4.14 INSURANCE POLICIES
All insurance policies to which the Target or any of the Subsidiaries is
party or which otherwise provides coverage to the Target, or any
Subsidiary, or their directors or officers, or employees:
(a) are valid and in force;
(b) taken together, provide and have in the past provided insurance
coverage for the Target and the Subsidiaries for risks normally
insured against in similar businesses.
4.15 EMPLOYMENT AND PENSIONS MATTERS
(a) There are no unusual benefits for the Key Employees except for
those Disclosed. Except as Disclosed employment of none of the Key
Employees shall terminate prior to 31 December 2005 under the terms
of their employment agreements and none of the Key Employees have
given notice of termination and to the Seller's Knowledge none of
the Key Employees intend to give such notice due to the
transactions contemplated in this Agreement. There is no
remuneration payable to any of the Key Employees by the Target or
any Subsidiary as a result of the transaction contemplated herein.

## Data records:
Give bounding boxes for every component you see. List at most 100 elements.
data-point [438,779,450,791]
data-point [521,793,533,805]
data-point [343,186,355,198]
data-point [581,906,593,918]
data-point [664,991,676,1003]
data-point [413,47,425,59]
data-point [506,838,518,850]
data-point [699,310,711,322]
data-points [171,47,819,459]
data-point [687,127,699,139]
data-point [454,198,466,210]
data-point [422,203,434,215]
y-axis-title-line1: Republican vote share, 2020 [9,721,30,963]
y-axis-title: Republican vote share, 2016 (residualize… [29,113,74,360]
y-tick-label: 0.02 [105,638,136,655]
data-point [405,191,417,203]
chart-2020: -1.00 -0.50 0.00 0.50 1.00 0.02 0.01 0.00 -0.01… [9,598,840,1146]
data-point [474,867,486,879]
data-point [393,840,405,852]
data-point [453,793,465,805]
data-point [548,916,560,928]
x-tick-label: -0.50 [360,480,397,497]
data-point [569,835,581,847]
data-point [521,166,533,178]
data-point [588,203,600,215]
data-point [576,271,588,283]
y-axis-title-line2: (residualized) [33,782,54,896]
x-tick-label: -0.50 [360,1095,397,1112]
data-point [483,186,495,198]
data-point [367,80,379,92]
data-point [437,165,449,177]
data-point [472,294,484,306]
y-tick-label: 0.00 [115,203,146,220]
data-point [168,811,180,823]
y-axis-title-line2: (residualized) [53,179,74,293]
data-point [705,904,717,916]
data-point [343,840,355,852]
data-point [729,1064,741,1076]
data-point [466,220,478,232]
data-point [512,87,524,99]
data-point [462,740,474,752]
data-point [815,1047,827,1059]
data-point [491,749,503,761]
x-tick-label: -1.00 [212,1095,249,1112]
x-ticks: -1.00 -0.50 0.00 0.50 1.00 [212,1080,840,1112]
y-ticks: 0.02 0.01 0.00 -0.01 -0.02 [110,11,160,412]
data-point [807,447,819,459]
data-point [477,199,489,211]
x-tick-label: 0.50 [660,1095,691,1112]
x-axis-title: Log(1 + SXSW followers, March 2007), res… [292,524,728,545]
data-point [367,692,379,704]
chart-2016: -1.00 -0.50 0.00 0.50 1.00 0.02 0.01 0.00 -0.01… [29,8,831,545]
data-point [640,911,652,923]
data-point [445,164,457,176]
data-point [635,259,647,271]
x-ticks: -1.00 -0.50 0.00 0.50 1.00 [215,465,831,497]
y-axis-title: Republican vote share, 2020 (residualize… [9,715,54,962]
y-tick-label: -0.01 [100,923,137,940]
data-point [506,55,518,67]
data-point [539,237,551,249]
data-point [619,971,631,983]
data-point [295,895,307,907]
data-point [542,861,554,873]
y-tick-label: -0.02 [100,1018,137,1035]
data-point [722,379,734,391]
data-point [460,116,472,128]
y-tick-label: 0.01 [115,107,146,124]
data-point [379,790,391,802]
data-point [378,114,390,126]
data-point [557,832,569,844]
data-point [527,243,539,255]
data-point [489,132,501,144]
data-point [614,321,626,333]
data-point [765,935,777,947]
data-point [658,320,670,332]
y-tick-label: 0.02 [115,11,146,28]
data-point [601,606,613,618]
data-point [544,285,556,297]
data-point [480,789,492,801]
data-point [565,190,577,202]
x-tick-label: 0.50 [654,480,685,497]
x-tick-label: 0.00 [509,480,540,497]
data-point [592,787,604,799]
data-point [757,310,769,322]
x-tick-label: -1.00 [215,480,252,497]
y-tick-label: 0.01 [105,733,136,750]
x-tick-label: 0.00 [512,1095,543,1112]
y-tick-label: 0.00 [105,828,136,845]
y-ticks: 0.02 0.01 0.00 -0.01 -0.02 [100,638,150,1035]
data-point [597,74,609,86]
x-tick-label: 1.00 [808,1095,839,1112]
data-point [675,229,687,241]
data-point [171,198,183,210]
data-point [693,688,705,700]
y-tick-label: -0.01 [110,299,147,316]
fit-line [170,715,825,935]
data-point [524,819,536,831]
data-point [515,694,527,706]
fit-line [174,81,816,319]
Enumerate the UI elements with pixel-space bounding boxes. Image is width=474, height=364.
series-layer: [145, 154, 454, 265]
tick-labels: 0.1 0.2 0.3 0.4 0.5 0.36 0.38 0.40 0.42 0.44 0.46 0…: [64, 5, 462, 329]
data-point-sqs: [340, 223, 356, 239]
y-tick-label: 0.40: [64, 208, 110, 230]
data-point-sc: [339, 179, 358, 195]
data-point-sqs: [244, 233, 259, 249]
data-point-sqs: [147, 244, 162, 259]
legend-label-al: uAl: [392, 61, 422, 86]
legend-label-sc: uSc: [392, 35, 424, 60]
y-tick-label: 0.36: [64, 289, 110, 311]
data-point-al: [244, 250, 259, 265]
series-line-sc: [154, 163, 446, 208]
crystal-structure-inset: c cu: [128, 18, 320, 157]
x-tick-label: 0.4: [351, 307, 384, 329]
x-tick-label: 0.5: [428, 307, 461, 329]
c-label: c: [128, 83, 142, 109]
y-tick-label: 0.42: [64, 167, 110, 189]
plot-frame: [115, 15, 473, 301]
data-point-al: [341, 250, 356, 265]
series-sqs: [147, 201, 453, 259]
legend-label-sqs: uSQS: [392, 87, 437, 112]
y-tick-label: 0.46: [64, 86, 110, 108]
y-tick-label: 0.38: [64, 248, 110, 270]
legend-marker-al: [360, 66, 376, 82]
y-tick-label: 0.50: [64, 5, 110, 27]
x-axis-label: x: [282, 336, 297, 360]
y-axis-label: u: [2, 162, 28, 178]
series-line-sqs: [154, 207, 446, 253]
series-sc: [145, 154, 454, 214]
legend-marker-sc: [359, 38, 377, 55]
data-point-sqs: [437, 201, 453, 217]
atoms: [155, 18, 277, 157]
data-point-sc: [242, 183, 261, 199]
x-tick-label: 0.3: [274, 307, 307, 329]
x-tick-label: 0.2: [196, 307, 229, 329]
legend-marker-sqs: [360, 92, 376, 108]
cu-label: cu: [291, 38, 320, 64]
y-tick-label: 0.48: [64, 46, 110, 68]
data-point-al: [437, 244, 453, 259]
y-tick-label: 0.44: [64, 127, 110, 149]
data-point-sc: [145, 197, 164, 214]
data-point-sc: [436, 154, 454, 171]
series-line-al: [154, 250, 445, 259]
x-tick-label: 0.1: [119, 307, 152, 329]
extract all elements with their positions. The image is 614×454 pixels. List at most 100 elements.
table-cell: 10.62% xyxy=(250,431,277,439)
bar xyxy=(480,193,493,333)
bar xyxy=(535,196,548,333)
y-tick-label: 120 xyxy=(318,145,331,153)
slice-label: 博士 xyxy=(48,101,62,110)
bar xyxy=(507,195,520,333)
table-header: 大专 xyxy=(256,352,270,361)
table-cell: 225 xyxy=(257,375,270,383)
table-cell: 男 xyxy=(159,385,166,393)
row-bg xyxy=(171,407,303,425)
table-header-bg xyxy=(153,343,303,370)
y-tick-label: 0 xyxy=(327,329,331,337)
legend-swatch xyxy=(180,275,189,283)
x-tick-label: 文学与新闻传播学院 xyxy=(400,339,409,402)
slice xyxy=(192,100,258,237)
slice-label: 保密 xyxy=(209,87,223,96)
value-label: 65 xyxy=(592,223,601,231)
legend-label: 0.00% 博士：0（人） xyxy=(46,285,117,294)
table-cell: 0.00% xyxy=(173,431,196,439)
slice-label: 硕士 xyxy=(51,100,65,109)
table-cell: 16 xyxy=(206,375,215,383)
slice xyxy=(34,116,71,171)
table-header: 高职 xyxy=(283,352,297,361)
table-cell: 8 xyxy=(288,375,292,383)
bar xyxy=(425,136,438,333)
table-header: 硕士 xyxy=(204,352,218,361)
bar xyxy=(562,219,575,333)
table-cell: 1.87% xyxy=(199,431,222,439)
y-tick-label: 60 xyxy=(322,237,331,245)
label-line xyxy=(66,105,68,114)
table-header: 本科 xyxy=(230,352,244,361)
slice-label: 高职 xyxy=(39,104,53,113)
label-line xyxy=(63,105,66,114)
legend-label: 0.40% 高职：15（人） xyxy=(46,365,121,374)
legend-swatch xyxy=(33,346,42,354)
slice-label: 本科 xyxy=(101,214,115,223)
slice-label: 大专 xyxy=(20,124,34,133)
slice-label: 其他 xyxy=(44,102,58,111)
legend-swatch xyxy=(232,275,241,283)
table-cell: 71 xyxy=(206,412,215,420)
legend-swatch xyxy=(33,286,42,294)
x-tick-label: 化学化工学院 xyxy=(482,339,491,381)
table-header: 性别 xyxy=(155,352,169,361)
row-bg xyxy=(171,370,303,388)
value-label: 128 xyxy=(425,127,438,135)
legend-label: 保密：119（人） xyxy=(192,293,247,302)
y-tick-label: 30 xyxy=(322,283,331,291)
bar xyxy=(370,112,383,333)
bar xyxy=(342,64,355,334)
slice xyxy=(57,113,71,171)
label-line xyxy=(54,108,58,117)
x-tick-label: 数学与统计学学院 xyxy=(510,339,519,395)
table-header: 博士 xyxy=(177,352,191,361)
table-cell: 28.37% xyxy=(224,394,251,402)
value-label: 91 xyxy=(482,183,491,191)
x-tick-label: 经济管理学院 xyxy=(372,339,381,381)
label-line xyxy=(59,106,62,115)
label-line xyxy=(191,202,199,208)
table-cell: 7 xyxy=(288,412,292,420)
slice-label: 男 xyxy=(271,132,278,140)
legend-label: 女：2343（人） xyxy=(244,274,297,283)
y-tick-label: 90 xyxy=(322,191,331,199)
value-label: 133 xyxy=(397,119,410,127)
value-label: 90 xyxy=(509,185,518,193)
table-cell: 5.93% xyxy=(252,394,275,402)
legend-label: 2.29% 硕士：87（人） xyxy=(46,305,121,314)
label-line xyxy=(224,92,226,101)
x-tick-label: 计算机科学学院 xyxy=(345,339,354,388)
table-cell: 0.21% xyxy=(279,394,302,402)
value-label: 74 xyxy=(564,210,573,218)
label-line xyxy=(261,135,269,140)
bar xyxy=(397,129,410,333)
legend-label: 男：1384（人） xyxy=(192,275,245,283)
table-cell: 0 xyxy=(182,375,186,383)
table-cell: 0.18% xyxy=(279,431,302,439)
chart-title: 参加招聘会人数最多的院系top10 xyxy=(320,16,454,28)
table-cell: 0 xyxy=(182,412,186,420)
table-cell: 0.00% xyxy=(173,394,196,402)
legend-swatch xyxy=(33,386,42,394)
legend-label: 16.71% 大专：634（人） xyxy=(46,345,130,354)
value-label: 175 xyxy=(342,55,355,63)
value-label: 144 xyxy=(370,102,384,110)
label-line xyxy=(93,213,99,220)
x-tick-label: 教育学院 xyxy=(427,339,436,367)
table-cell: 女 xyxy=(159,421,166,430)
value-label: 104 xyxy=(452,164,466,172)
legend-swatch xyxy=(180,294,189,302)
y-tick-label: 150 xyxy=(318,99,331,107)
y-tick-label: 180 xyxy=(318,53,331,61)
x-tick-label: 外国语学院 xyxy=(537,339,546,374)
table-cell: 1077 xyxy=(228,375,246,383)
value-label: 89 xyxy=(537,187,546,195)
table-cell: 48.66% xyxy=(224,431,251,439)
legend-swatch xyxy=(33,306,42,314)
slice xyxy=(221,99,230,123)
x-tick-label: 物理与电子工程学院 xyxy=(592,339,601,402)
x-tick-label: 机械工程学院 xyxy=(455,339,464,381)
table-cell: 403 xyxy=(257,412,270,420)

## Your assignment:
Set down the part of the contract excerpt above that lies between "4.15 EMPLOYMENT AND" and "transaction contemplated herein.", inclusive, copying it word for word.

## Response for this exercise:
4.15 EMPLOYMENT AND PENSIONS MATTERS
(a) There are no unusual benefits for the Key Employees except for
those Disclosed. Except as Disclosed employment of none of the Key
Employees shall terminate prior to 31 December 2005 under the terms
of their employment agreements and none of the Key Employees have
given notice of termination and to the Seller's Knowledge none of
the Key Employees intend to give such notice due to the
transactions contemplated in this Agreement. There is no
remuneration payable to any of the Key Employees by the Target or
any Subsidiary as a result of the transaction contemplated herein.